WHAT YOU ARE ASKED TO DO> Copy out every line of the records in which "Total" can be found.

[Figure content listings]
········

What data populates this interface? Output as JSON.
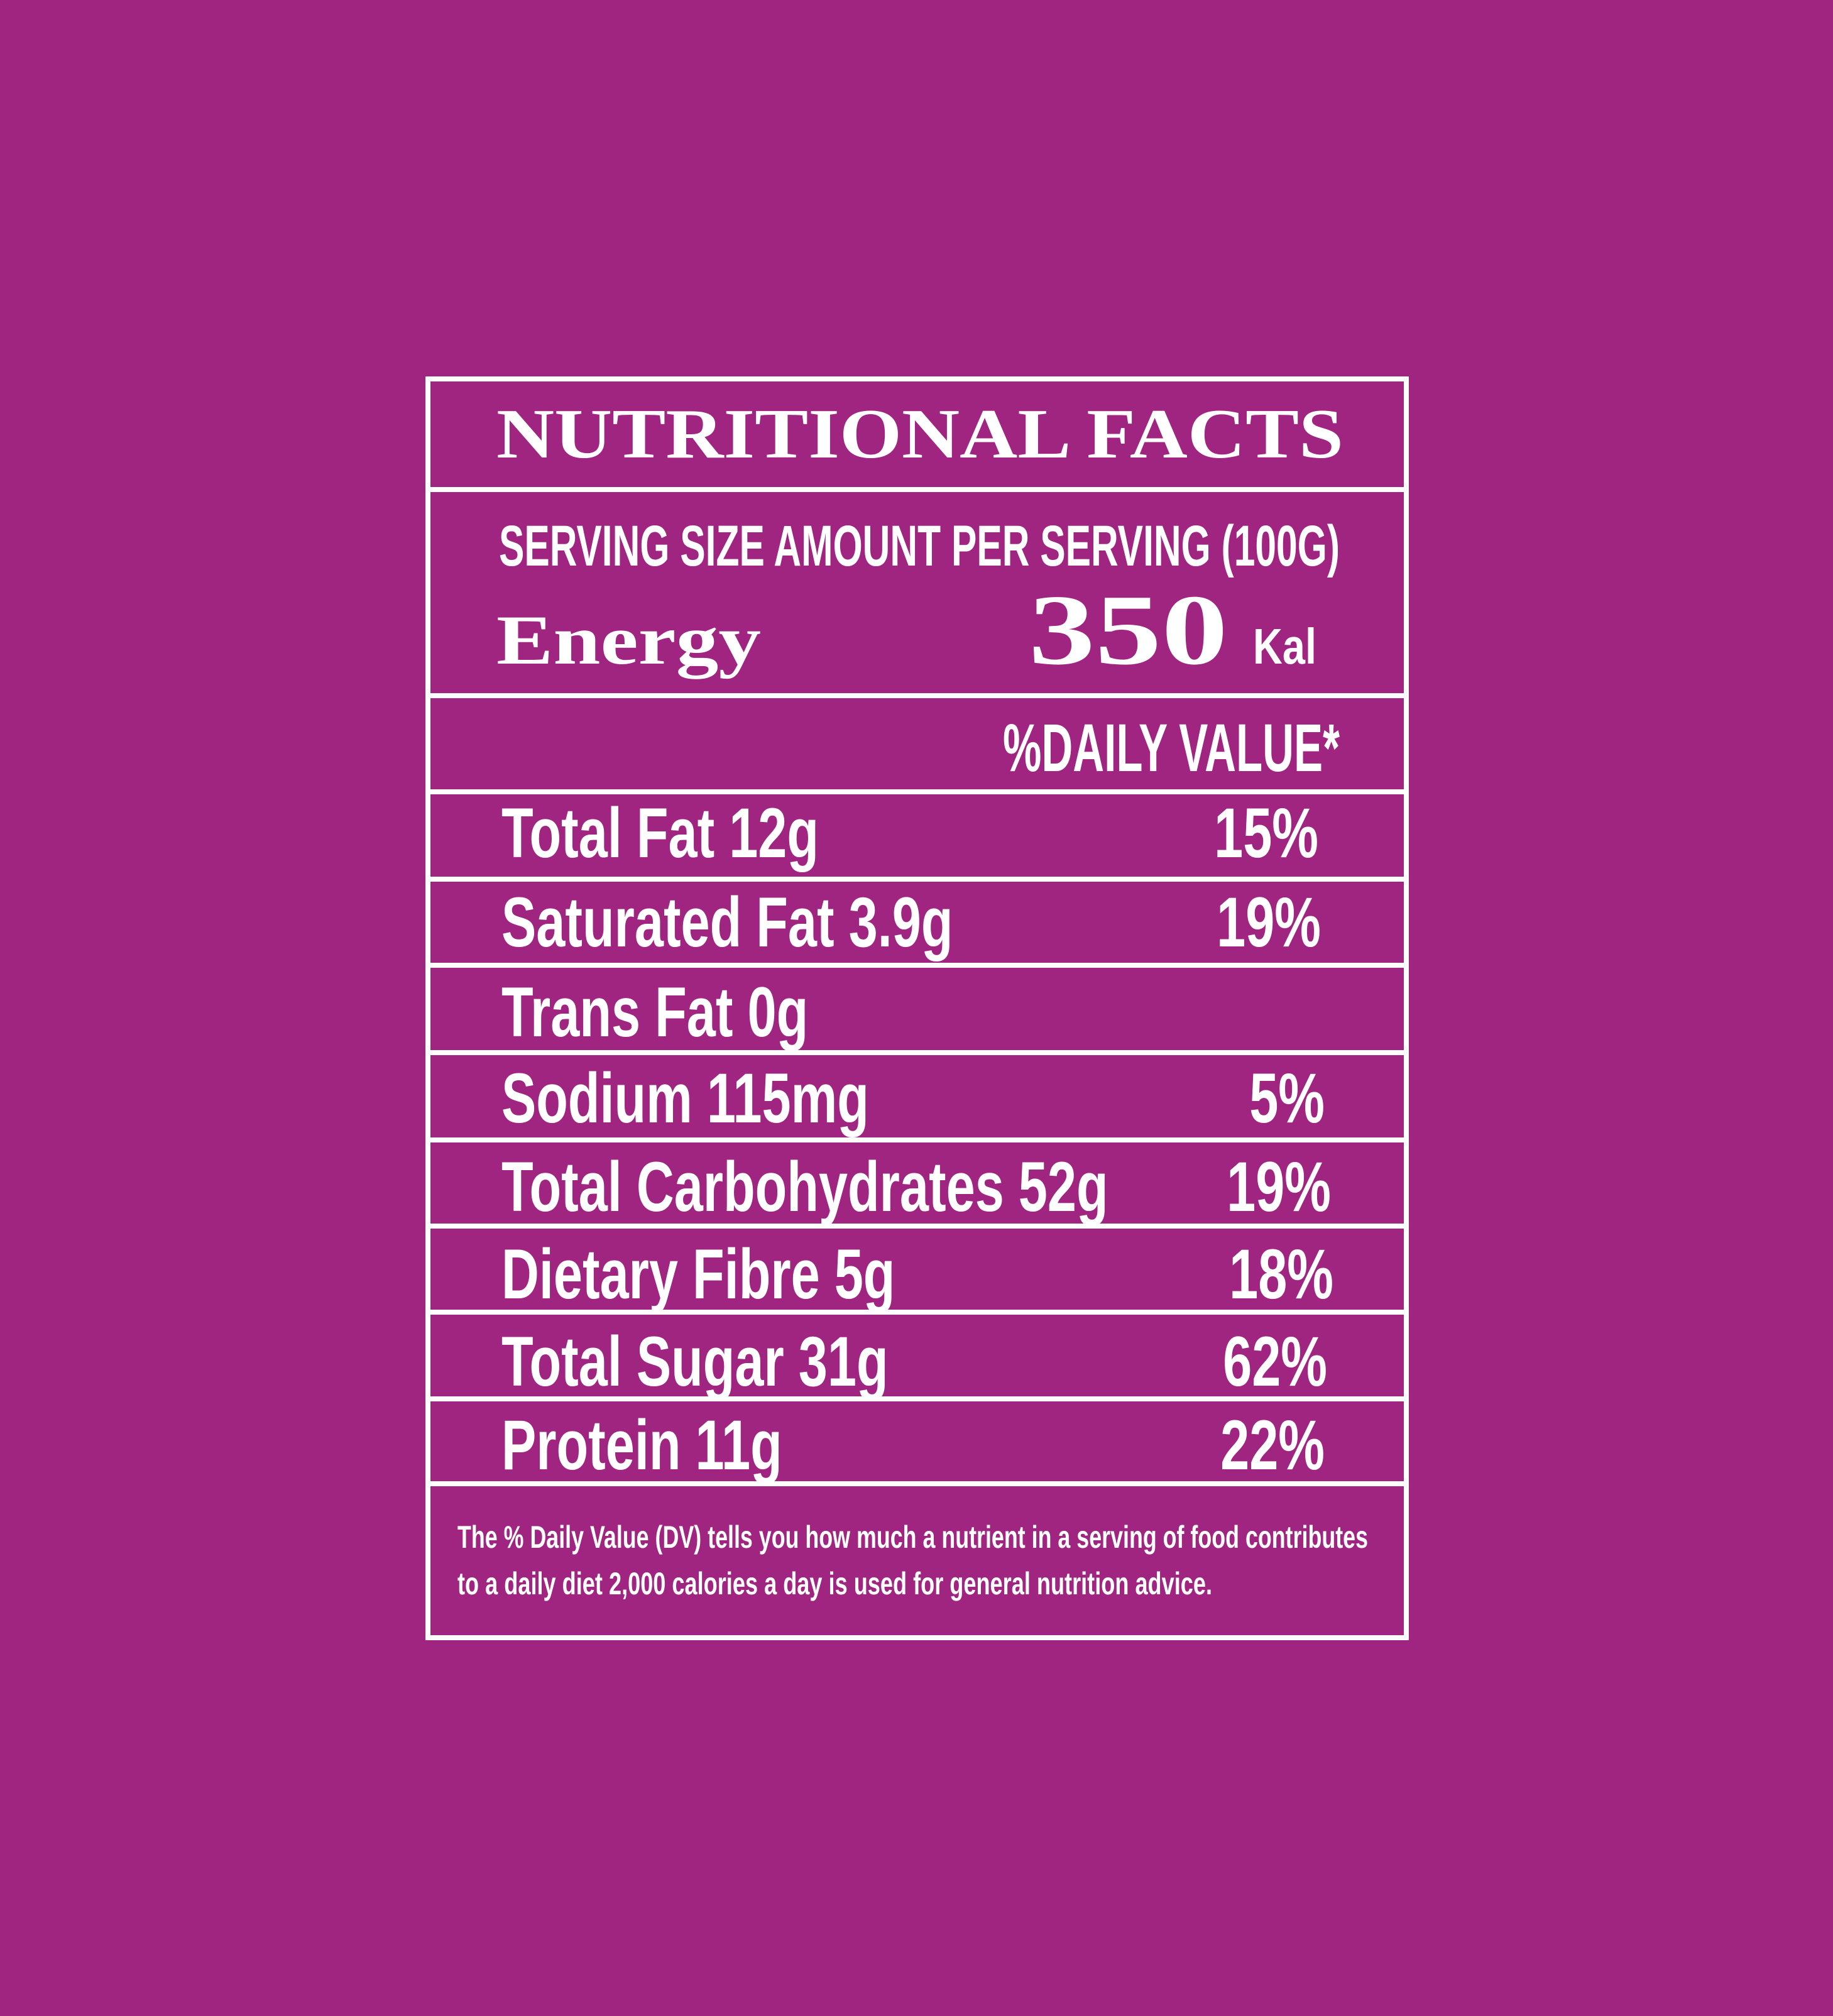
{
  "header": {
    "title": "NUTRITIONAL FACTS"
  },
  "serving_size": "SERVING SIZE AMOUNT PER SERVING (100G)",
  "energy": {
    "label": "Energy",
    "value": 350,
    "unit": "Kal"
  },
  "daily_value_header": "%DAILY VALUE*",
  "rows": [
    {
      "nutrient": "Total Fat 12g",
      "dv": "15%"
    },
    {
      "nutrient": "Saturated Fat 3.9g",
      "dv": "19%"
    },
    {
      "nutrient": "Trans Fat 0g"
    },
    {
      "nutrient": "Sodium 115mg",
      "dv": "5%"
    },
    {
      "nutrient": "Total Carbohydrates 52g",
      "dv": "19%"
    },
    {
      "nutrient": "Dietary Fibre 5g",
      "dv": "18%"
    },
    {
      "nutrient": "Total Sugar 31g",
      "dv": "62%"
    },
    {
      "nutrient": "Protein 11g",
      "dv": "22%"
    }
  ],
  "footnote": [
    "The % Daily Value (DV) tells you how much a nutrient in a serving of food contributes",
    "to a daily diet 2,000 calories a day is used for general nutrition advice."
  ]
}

········

ANSWER BOX>
      "nutrient": "Total Fat 12g",
      "nutrient": "Total Carbohydrates 52g",
      "nutrient": "Total Sugar 31g",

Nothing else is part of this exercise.